Stored records:
Begin

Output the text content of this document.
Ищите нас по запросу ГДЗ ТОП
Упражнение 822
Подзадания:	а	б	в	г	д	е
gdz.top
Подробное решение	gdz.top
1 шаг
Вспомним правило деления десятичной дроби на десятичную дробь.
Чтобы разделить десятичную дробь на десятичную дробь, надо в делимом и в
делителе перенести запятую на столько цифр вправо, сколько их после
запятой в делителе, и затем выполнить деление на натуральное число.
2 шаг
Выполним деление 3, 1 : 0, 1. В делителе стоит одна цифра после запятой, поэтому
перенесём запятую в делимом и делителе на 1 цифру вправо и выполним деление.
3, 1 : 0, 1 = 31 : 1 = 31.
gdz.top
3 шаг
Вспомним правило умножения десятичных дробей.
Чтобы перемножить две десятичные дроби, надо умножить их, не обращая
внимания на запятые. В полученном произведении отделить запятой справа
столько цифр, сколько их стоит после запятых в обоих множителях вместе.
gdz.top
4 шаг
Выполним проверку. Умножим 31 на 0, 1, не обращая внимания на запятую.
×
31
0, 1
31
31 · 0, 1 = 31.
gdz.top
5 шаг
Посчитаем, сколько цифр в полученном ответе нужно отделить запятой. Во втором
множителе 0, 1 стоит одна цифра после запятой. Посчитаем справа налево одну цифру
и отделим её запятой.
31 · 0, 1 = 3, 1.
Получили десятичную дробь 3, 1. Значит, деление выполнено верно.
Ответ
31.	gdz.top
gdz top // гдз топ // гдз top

End

Transcribe the data above in full, exactly.

Output the text content of this document.
Ищите нас по запросу ГДЗ ТОП
Упражнение 822
Подзадания:	а	б	в	г	д	е
gdz.top
Подробное решение	gdz.top
1 шаг
Вспомним правило деления десятичной дроби на десятичную дробь.
Чтобы разделить десятичную дробь на десятичную дробь, надо в делимом и в
делителе перенести запятую на столько цифр вправо, сколько их после
запятой в делителе, и затем выполнить деление на натуральное число.
2 шаг
Выполним деление 3, 1 : 0, 1. В делителе стоит одна цифра после запятой, поэтому
перенесём запятую в делимом и делителе на 1 цифру вправо и выполним деление.
3, 1 : 0, 1 = 31 : 1 = 31.
gdz.top
3 шаг
Вспомним правило умножения десятичных дробей.
Чтобы перемножить две десятичные дроби, надо умножить их, не обращая
внимания на запятые. В полученном произведении отделить запятой справа
столько цифр, сколько их стоит после запятых в обоих множителях вместе.
gdz.top
4 шаг
Выполним проверку. Умножим 31 на 0, 1, не обращая внимания на запятую.
×
31
0, 1
31
31 · 0, 1 = 31.
gdz.top
5 шаг
Посчитаем, сколько цифр в полученном ответе нужно отделить запятой. Во втором
множителе 0, 1 стоит одна цифра после запятой. Посчитаем справа налево одну цифру
и отделим её запятой.
31 · 0, 1 = 3, 1.
Получили десятичную дробь 3, 1. Значит, деление выполнено верно.
Ответ
31.	gdz.top
gdz top // гдз топ // гдз top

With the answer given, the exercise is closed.